▸ **WHAT IS NEEDED**: Copy out each line of the data holding "JSON".

▸ **SUPPLIED DATA**:
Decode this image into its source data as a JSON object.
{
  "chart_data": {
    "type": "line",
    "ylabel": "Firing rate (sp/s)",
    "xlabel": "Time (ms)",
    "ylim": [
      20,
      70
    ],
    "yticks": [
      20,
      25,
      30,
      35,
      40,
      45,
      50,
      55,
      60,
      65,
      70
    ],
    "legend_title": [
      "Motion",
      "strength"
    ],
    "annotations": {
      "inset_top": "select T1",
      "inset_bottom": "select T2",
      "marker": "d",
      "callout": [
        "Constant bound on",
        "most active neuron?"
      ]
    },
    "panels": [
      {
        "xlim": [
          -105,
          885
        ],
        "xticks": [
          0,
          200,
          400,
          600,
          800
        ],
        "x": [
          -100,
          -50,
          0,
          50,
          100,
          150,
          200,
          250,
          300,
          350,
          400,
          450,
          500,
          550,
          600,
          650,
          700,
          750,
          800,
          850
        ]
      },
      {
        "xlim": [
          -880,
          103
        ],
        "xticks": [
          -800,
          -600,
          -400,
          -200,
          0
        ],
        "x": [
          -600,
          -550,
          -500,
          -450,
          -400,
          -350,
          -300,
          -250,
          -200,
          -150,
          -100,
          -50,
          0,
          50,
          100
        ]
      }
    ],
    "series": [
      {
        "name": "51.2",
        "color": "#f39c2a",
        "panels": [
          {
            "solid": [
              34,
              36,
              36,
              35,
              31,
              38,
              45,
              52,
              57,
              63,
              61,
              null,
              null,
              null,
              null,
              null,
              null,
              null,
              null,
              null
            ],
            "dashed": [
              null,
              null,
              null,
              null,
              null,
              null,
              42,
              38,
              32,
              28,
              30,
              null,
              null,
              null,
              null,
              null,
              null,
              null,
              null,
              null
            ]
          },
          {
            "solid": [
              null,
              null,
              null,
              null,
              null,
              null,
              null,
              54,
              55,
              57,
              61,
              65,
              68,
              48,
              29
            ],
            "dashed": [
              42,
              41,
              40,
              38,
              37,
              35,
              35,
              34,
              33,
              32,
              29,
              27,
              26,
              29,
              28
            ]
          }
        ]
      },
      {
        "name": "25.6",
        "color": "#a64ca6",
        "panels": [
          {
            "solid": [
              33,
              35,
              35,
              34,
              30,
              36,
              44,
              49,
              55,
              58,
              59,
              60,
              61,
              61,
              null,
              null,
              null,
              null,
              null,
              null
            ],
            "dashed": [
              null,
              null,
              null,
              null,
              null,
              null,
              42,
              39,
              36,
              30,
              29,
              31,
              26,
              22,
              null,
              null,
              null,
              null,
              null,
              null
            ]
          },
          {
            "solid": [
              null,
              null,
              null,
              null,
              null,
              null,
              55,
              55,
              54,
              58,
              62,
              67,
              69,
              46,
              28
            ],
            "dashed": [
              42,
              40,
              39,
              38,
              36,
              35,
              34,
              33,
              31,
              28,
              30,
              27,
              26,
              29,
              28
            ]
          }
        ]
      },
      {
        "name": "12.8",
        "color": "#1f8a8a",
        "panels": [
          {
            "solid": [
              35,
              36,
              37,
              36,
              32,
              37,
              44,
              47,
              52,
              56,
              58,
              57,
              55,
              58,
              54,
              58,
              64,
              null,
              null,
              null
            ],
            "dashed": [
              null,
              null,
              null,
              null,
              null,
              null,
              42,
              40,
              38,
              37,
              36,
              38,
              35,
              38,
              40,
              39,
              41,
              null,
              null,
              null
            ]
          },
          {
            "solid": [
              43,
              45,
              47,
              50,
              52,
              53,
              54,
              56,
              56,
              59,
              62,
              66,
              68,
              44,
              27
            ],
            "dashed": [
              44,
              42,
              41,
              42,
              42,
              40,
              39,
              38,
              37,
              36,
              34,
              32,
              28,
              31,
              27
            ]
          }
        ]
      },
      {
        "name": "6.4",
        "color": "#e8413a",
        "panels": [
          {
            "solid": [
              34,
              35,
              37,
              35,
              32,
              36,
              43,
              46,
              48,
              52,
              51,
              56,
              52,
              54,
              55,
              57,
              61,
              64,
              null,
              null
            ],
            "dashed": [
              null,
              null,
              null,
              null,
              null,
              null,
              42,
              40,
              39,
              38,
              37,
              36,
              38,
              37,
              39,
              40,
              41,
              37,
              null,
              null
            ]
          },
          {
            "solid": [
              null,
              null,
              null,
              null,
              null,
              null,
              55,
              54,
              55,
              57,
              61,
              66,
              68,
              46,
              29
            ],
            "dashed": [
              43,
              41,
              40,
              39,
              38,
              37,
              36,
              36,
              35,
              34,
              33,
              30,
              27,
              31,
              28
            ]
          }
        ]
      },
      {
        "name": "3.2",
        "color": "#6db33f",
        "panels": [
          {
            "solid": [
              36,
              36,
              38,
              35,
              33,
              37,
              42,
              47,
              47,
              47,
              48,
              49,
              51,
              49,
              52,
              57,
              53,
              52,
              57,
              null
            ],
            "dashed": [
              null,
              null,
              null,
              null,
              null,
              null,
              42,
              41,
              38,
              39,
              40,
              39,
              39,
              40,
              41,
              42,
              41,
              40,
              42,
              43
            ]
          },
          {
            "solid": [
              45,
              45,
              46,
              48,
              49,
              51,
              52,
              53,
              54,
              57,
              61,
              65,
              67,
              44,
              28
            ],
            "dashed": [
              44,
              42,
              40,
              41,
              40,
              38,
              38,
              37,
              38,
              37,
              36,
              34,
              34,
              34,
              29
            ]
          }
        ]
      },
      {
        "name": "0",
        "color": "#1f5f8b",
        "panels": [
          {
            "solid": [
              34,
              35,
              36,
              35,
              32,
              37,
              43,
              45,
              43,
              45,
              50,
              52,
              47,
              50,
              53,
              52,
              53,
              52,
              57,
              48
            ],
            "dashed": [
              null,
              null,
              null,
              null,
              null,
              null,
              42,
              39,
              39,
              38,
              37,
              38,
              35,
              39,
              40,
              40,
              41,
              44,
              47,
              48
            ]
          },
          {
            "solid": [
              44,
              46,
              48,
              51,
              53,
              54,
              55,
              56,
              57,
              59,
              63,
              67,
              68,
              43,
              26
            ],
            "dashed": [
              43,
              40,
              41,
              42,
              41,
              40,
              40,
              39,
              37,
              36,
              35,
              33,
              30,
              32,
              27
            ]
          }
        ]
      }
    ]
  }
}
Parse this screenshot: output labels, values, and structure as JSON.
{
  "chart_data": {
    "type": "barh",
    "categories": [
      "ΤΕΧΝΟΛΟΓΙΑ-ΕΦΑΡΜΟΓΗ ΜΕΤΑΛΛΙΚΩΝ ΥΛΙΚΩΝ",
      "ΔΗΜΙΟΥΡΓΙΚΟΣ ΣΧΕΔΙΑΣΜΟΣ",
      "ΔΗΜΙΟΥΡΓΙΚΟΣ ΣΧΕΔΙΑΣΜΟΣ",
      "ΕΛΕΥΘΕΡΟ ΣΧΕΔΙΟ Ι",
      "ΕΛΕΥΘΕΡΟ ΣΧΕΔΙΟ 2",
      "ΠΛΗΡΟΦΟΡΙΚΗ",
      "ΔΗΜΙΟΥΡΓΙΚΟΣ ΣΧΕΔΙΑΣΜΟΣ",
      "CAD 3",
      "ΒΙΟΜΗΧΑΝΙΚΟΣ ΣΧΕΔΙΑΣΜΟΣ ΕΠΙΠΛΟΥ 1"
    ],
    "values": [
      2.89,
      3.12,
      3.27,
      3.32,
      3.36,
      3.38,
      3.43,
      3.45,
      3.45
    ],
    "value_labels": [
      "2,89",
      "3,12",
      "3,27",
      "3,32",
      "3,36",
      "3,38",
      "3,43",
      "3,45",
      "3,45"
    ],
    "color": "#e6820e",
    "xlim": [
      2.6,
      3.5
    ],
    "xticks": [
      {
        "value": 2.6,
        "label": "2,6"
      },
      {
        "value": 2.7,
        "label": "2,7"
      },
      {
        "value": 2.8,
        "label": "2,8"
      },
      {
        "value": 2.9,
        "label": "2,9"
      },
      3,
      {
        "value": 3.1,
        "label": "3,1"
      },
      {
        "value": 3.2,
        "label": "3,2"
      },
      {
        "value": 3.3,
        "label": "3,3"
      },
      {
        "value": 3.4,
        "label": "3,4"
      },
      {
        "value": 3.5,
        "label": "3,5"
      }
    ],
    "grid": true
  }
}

▸ **TASK SOLUTION**:
Decode this image into its source data as a JSON object.
Parse this screenshot: output labels, values, and structure as JSON.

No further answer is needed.